--- Begin ---

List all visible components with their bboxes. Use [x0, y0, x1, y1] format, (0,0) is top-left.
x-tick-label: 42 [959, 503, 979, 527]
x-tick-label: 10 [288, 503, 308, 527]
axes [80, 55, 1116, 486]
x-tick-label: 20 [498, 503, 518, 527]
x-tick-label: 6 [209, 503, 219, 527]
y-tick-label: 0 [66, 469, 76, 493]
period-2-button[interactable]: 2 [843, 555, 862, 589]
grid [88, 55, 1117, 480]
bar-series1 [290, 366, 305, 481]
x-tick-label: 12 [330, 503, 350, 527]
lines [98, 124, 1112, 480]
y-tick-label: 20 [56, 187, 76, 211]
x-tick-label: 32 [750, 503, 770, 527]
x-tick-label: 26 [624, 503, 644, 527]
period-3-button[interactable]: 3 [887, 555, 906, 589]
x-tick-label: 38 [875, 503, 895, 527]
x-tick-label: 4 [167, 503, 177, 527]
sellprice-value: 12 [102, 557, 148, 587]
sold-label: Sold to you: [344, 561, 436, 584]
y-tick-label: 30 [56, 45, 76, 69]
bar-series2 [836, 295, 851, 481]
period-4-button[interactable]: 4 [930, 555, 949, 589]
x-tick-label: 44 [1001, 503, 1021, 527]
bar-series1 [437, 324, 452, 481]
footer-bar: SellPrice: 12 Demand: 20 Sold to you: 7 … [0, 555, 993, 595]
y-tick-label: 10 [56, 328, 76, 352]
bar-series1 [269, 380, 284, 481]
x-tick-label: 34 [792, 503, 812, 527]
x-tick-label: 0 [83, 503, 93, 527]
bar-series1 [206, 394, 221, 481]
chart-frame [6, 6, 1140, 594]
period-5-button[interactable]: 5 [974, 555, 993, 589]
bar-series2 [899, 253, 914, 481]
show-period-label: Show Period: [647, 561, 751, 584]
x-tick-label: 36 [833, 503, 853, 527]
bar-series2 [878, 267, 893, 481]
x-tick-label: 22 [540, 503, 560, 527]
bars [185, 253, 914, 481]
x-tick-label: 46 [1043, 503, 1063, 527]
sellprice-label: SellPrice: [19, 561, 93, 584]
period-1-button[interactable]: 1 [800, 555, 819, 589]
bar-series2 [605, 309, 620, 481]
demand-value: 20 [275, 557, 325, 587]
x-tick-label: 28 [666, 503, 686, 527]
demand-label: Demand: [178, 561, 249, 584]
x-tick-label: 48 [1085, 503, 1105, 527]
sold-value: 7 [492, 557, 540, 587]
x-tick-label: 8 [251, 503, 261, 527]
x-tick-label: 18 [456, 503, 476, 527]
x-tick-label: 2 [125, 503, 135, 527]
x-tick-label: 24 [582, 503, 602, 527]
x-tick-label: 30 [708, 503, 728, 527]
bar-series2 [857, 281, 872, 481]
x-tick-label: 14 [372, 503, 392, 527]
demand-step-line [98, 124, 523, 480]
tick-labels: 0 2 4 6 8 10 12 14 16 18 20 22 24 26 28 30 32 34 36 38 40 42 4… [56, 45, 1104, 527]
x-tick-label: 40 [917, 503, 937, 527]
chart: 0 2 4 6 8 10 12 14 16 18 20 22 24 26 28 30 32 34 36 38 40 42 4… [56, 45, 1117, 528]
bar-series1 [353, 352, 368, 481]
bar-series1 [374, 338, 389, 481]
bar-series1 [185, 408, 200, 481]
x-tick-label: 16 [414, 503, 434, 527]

--- End ---

● Exercise objective:
Rewrite everything from the first item down to the one containing "x-tick-label: 24 [582, 503, 602, 527]", replacing "bar-series1" with "bar-series-A" and leaving all else unchanged.

● Solution below:
List all visible components with their bboxes. Use [x0, y0, x1, y1] format, (0,0) is top-left.
x-tick-label: 42 [959, 503, 979, 527]
x-tick-label: 10 [288, 503, 308, 527]
axes [80, 55, 1116, 486]
x-tick-label: 20 [498, 503, 518, 527]
x-tick-label: 6 [209, 503, 219, 527]
y-tick-label: 0 [66, 469, 76, 493]
period-2-button[interactable]: 2 [843, 555, 862, 589]
grid [88, 55, 1117, 480]
bar-series-A [290, 366, 305, 481]
x-tick-label: 12 [330, 503, 350, 527]
lines [98, 124, 1112, 480]
y-tick-label: 20 [56, 187, 76, 211]
x-tick-label: 32 [750, 503, 770, 527]
x-tick-label: 26 [624, 503, 644, 527]
period-3-button[interactable]: 3 [887, 555, 906, 589]
x-tick-label: 38 [875, 503, 895, 527]
x-tick-label: 4 [167, 503, 177, 527]
sellprice-value: 12 [102, 557, 148, 587]
sold-label: Sold to you: [344, 561, 436, 584]
y-tick-label: 30 [56, 45, 76, 69]
bar-series2 [836, 295, 851, 481]
period-4-button[interactable]: 4 [930, 555, 949, 589]
x-tick-label: 44 [1001, 503, 1021, 527]
bar-series-A [437, 324, 452, 481]
footer-bar: SellPrice: 12 Demand: 20 Sold to you: 7 … [0, 555, 993, 595]
y-tick-label: 10 [56, 328, 76, 352]
bar-series-A [269, 380, 284, 481]
x-tick-label: 34 [792, 503, 812, 527]
x-tick-label: 0 [83, 503, 93, 527]
bar-series-A [206, 394, 221, 481]
chart-frame [6, 6, 1140, 594]
period-5-button[interactable]: 5 [974, 555, 993, 589]
bar-series2 [899, 253, 914, 481]
show-period-label: Show Period: [647, 561, 751, 584]
x-tick-label: 36 [833, 503, 853, 527]
bar-series2 [878, 267, 893, 481]
x-tick-label: 22 [540, 503, 560, 527]
bars [185, 253, 914, 481]
x-tick-label: 46 [1043, 503, 1063, 527]
sellprice-label: SellPrice: [19, 561, 93, 584]
period-1-button[interactable]: 1 [800, 555, 819, 589]
bar-series2 [605, 309, 620, 481]
demand-value: 20 [275, 557, 325, 587]
x-tick-label: 28 [666, 503, 686, 527]
demand-label: Demand: [178, 561, 249, 584]
x-tick-label: 48 [1085, 503, 1105, 527]
sold-value: 7 [492, 557, 540, 587]
x-tick-label: 8 [251, 503, 261, 527]
x-tick-label: 18 [456, 503, 476, 527]
x-tick-label: 2 [125, 503, 135, 527]
x-tick-label: 24 [582, 503, 602, 527]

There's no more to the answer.